start ENTRIES SHOWN

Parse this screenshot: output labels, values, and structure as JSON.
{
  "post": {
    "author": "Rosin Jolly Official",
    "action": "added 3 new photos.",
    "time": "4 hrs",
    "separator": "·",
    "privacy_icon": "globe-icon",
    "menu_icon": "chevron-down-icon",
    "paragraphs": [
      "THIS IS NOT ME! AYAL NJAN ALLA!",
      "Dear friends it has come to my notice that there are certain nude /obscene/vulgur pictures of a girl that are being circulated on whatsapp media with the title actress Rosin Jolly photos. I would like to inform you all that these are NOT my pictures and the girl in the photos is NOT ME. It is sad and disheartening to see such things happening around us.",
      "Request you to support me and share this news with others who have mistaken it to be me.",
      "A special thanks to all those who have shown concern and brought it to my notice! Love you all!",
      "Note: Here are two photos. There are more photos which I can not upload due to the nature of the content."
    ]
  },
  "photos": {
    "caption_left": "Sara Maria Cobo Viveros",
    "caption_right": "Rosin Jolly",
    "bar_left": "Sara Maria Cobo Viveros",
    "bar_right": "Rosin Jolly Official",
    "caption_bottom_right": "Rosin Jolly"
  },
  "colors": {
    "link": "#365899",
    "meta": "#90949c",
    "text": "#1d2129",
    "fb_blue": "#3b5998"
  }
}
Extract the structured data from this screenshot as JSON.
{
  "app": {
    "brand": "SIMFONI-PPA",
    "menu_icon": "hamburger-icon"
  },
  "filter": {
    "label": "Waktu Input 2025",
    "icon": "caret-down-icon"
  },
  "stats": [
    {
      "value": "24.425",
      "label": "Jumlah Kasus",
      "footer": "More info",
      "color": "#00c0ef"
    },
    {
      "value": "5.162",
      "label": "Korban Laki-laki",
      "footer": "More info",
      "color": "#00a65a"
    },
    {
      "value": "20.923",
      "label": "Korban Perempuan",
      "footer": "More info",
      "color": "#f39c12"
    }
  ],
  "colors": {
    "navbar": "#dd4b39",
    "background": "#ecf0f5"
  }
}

end ENTRIES SHOWN

= SHORT TASK =
Repeat only the stretch of lines starting at the one containing "Extract the structured" and running to the final line of the entries above.

= FINISHED ANSWER =
Extract the structured data from this screenshot as JSON.
{
  "app": {
    "brand": "SIMFONI-PPA",
    "menu_icon": "hamburger-icon"
  },
  "filter": {
    "label": "Waktu Input 2025",
    "icon": "caret-down-icon"
  },
  "stats": [
    {
      "value": "24.425",
      "label": "Jumlah Kasus",
      "footer": "More info",
      "color": "#00c0ef"
    },
    {
      "value": "5.162",
      "label": "Korban Laki-laki",
      "footer": "More info",
      "color": "#00a65a"
    },
    {
      "value": "20.923",
      "label": "Korban Perempuan",
      "footer": "More info",
      "color": "#f39c12"
    }
  ],
  "colors": {
    "navbar": "#dd4b39",
    "background": "#ecf0f5"
  }
}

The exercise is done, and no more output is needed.